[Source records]
· · · ·

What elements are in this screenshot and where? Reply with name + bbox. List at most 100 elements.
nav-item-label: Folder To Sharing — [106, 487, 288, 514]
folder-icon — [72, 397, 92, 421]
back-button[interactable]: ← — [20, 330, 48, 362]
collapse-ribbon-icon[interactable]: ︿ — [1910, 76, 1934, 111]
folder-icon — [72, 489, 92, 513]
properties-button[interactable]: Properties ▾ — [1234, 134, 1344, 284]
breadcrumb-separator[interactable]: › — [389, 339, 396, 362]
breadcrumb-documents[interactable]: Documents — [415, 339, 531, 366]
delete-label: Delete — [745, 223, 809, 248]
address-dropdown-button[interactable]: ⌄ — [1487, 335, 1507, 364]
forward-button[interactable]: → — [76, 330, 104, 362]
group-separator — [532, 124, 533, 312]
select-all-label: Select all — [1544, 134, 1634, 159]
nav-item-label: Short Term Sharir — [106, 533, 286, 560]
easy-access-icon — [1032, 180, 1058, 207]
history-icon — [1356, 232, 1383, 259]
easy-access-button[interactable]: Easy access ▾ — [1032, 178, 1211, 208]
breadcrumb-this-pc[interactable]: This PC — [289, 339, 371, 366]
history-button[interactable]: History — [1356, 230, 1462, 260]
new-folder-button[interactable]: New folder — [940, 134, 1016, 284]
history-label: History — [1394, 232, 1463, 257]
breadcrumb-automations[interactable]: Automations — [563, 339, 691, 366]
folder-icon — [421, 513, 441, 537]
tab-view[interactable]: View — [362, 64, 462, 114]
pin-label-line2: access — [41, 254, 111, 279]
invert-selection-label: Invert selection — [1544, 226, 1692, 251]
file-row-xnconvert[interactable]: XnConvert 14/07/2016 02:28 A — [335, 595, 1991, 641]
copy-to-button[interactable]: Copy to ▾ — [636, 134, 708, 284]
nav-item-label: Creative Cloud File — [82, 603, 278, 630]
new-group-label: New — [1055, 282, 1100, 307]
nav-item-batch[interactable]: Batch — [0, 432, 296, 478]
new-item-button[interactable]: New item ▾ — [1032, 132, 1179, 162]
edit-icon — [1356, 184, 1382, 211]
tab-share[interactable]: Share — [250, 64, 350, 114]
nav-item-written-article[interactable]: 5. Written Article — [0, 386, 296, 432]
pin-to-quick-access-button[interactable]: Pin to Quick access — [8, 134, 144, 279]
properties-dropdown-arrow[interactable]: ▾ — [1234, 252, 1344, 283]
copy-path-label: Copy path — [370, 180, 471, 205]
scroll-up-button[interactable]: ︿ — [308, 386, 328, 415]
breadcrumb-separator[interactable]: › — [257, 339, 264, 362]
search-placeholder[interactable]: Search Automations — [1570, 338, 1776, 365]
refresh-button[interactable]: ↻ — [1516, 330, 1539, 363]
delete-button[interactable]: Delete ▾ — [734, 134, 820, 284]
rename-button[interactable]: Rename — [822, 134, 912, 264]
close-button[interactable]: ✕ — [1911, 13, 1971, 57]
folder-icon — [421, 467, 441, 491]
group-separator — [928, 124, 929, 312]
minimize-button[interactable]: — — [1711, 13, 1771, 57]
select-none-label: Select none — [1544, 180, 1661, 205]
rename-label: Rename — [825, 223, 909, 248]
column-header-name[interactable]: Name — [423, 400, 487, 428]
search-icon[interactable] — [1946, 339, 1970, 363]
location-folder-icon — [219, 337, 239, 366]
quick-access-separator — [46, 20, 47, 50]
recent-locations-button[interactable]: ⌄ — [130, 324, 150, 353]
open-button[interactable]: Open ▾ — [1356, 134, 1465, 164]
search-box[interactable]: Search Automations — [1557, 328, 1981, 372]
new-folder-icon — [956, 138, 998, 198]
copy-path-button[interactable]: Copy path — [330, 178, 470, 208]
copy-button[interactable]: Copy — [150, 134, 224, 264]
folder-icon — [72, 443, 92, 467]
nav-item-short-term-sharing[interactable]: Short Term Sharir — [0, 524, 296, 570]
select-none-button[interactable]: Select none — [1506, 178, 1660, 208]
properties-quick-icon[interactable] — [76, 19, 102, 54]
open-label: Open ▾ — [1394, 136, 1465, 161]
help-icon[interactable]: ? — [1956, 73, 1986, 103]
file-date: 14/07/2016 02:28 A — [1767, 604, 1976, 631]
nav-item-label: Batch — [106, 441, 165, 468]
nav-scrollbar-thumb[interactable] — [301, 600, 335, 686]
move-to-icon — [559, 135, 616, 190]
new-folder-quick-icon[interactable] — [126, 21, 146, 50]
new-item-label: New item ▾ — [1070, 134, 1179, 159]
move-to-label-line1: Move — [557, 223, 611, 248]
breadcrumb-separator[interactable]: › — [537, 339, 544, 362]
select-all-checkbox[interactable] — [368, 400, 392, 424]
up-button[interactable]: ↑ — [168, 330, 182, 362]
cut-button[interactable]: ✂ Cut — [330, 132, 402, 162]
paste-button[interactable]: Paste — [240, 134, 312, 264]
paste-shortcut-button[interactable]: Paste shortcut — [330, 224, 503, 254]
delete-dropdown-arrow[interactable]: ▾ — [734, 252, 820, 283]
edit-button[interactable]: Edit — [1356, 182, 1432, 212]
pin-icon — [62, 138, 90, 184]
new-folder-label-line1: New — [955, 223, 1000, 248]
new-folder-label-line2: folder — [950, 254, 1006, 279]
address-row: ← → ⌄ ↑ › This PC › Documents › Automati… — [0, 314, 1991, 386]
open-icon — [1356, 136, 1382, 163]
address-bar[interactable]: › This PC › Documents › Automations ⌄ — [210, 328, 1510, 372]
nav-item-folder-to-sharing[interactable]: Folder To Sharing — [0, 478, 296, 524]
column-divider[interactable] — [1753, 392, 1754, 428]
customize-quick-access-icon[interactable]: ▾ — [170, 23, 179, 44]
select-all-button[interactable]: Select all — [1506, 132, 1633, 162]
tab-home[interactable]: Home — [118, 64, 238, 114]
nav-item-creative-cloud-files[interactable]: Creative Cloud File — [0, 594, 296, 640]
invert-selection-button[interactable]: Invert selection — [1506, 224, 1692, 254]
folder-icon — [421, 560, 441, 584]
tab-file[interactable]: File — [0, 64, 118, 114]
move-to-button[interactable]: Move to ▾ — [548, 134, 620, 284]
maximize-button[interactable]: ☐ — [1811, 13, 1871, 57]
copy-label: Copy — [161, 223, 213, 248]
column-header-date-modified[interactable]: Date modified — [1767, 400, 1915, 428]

· · · ·

■ What is being asked:
Write out the entries again, swapping every "Invert selection" for "Reverse selection" and changing nothing else.

■ Reply to the exercise:
What elements are in this screenshot and where? Reply with name + bbox. List at most 100 elements.
nav-item-label: Folder To Sharing — [106, 487, 288, 514]
folder-icon — [72, 397, 92, 421]
back-button[interactable]: ← — [20, 330, 48, 362]
collapse-ribbon-icon[interactable]: ︿ — [1910, 76, 1934, 111]
folder-icon — [72, 489, 92, 513]
properties-button[interactable]: Properties ▾ — [1234, 134, 1344, 284]
breadcrumb-separator[interactable]: › — [389, 339, 396, 362]
breadcrumb-documents[interactable]: Documents — [415, 339, 531, 366]
delete-label: Delete — [745, 223, 809, 248]
address-dropdown-button[interactable]: ⌄ — [1487, 335, 1507, 364]
forward-button[interactable]: → — [76, 330, 104, 362]
group-separator — [532, 124, 533, 312]
select-all-label: Select all — [1544, 134, 1634, 159]
nav-item-label: Short Term Sharir — [106, 533, 286, 560]
easy-access-icon — [1032, 180, 1058, 207]
history-icon — [1356, 232, 1383, 259]
easy-access-button[interactable]: Easy access ▾ — [1032, 178, 1211, 208]
breadcrumb-this-pc[interactable]: This PC — [289, 339, 371, 366]
history-button[interactable]: History — [1356, 230, 1462, 260]
new-folder-button[interactable]: New folder — [940, 134, 1016, 284]
history-label: History — [1394, 232, 1463, 257]
breadcrumb-automations[interactable]: Automations — [563, 339, 691, 366]
folder-icon — [421, 513, 441, 537]
tab-view[interactable]: View — [362, 64, 462, 114]
pin-label-line2: access — [41, 254, 111, 279]
invert-selection-label: Reverse selection — [1544, 226, 1692, 251]
file-row-xnconvert[interactable]: XnConvert 14/07/2016 02:28 A — [335, 595, 1991, 641]
copy-to-button[interactable]: Copy to ▾ — [636, 134, 708, 284]
nav-item-label: Creative Cloud File — [82, 603, 278, 630]
new-group-label: New — [1055, 282, 1100, 307]
nav-item-batch[interactable]: Batch — [0, 432, 296, 478]
new-item-button[interactable]: New item ▾ — [1032, 132, 1179, 162]
edit-icon — [1356, 184, 1382, 211]
tab-share[interactable]: Share — [250, 64, 350, 114]
nav-item-written-article[interactable]: 5. Written Article — [0, 386, 296, 432]
pin-to-quick-access-button[interactable]: Pin to Quick access — [8, 134, 144, 279]
properties-dropdown-arrow[interactable]: ▾ — [1234, 252, 1344, 283]
copy-path-label: Copy path — [370, 180, 471, 205]
scroll-up-button[interactable]: ︿ — [308, 386, 328, 415]
breadcrumb-separator[interactable]: › — [257, 339, 264, 362]
search-placeholder[interactable]: Search Automations — [1570, 338, 1776, 365]
refresh-button[interactable]: ↻ — [1516, 330, 1539, 363]
delete-button[interactable]: Delete ▾ — [734, 134, 820, 284]
rename-button[interactable]: Rename — [822, 134, 912, 264]
close-button[interactable]: ✕ — [1911, 13, 1971, 57]
folder-icon — [421, 467, 441, 491]
group-separator — [928, 124, 929, 312]
minimize-button[interactable]: — — [1711, 13, 1771, 57]
select-none-label: Select none — [1544, 180, 1661, 205]
rename-label: Rename — [825, 223, 909, 248]
column-header-name[interactable]: Name — [423, 400, 487, 428]
search-icon[interactable] — [1946, 339, 1970, 363]
location-folder-icon — [219, 337, 239, 366]
quick-access-separator — [46, 20, 47, 50]
recent-locations-button[interactable]: ⌄ — [130, 324, 150, 353]
open-button[interactable]: Open ▾ — [1356, 134, 1465, 164]
search-box[interactable]: Search Automations — [1557, 328, 1981, 372]
new-folder-icon — [956, 138, 998, 198]
copy-path-button[interactable]: Copy path — [330, 178, 470, 208]
copy-button[interactable]: Copy — [150, 134, 224, 264]
folder-icon — [72, 443, 92, 467]
nav-item-short-term-sharing[interactable]: Short Term Sharir — [0, 524, 296, 570]
select-none-button[interactable]: Select none — [1506, 178, 1660, 208]
properties-quick-icon[interactable] — [76, 19, 102, 54]
open-label: Open ▾ — [1394, 136, 1465, 161]
help-icon[interactable]: ? — [1956, 73, 1986, 103]
file-date: 14/07/2016 02:28 A — [1767, 604, 1976, 631]
nav-item-label: Batch — [106, 441, 165, 468]
nav-scrollbar-thumb[interactable] — [301, 600, 335, 686]
move-to-icon — [559, 135, 616, 190]
new-folder-quick-icon[interactable] — [126, 21, 146, 50]
new-item-label: New item ▾ — [1070, 134, 1179, 159]
move-to-label-line1: Move — [557, 223, 611, 248]
breadcrumb-separator[interactable]: › — [537, 339, 544, 362]
select-all-checkbox[interactable] — [368, 400, 392, 424]
up-button[interactable]: ↑ — [168, 330, 182, 362]
cut-button[interactable]: ✂ Cut — [330, 132, 402, 162]
paste-button[interactable]: Paste — [240, 134, 312, 264]
paste-shortcut-button[interactable]: Paste shortcut — [330, 224, 503, 254]
delete-dropdown-arrow[interactable]: ▾ — [734, 252, 820, 283]
edit-button[interactable]: Edit — [1356, 182, 1432, 212]
pin-icon — [62, 138, 90, 184]
new-folder-label-line1: New — [955, 223, 1000, 248]
new-folder-label-line2: folder — [950, 254, 1006, 279]
address-row: ← → ⌄ ↑ › This PC › Documents › Automati… — [0, 314, 1991, 386]
open-icon — [1356, 136, 1382, 163]
address-bar[interactable]: › This PC › Documents › Automations ⌄ — [210, 328, 1510, 372]
nav-item-folder-to-sharing[interactable]: Folder To Sharing — [0, 478, 296, 524]
column-divider[interactable] — [1753, 392, 1754, 428]
customize-quick-access-icon[interactable]: ▾ — [170, 23, 179, 44]
select-all-button[interactable]: Select all — [1506, 132, 1633, 162]
tab-home[interactable]: Home — [118, 64, 238, 114]
nav-item-creative-cloud-files[interactable]: Creative Cloud File — [0, 594, 296, 640]
invert-selection-button[interactable]: Reverse selection — [1506, 224, 1692, 254]
folder-icon — [421, 560, 441, 584]
tab-file[interactable]: File — [0, 64, 118, 114]
move-to-button[interactable]: Move to ▾ — [548, 134, 620, 284]
maximize-button[interactable]: ☐ — [1811, 13, 1871, 57]
copy-label: Copy — [161, 223, 213, 248]
column-header-date-modified[interactable]: Date modified — [1767, 400, 1915, 428]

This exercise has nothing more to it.